Exercise description:
Scan the records below for the word "relatedness" and give only the number of lines that hold it.

Data shown:
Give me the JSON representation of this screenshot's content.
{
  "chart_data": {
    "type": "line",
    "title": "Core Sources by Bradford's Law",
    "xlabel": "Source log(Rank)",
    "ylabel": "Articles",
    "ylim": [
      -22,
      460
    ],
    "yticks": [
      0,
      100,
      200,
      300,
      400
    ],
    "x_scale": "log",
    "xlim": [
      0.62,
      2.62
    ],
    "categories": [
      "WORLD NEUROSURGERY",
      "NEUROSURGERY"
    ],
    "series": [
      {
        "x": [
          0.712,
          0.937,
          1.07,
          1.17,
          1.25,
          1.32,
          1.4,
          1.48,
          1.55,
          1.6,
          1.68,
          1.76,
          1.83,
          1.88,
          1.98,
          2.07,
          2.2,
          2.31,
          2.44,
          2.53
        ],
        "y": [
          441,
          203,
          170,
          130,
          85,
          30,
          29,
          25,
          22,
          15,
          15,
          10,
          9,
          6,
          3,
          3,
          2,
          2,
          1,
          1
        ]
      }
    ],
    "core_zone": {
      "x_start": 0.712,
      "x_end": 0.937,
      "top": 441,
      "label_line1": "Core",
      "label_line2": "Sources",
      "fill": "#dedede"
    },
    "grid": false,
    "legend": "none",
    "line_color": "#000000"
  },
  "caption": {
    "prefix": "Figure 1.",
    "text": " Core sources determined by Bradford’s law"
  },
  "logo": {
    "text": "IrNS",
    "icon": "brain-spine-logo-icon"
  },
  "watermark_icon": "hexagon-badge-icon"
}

...

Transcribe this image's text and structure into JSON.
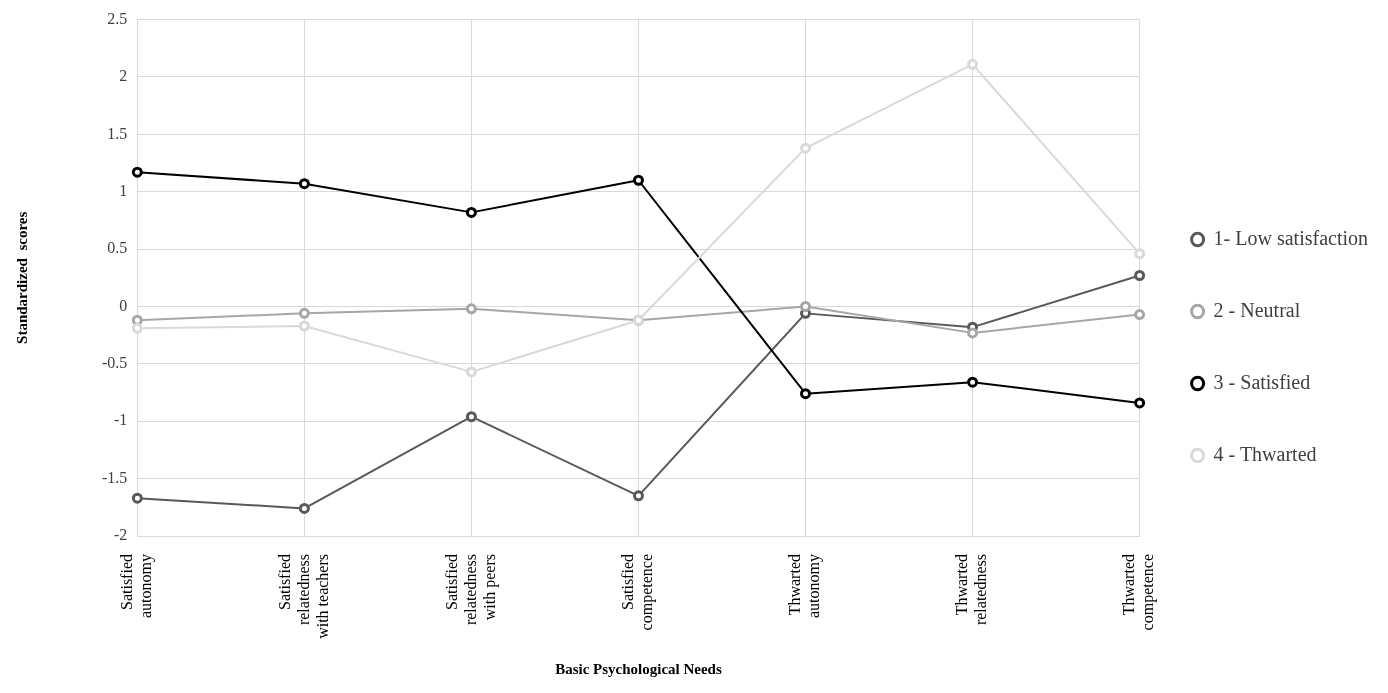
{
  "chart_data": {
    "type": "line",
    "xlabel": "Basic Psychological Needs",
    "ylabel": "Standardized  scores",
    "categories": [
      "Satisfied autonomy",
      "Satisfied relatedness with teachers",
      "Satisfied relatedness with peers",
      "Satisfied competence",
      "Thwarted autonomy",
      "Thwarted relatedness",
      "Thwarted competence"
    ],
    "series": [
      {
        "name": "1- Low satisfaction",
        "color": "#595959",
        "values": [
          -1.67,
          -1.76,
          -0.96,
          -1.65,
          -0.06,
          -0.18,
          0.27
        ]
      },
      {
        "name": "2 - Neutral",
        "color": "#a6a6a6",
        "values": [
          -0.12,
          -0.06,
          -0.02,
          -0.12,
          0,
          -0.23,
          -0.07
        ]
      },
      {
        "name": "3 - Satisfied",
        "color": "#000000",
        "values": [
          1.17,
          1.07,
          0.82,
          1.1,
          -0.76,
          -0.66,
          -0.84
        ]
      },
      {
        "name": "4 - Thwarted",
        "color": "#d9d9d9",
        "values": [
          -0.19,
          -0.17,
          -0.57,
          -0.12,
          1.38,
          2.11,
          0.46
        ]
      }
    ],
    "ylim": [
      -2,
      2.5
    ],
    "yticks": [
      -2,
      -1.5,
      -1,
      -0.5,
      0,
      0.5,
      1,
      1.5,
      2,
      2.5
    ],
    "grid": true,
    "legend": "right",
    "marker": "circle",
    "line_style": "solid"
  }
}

Output of the task:
3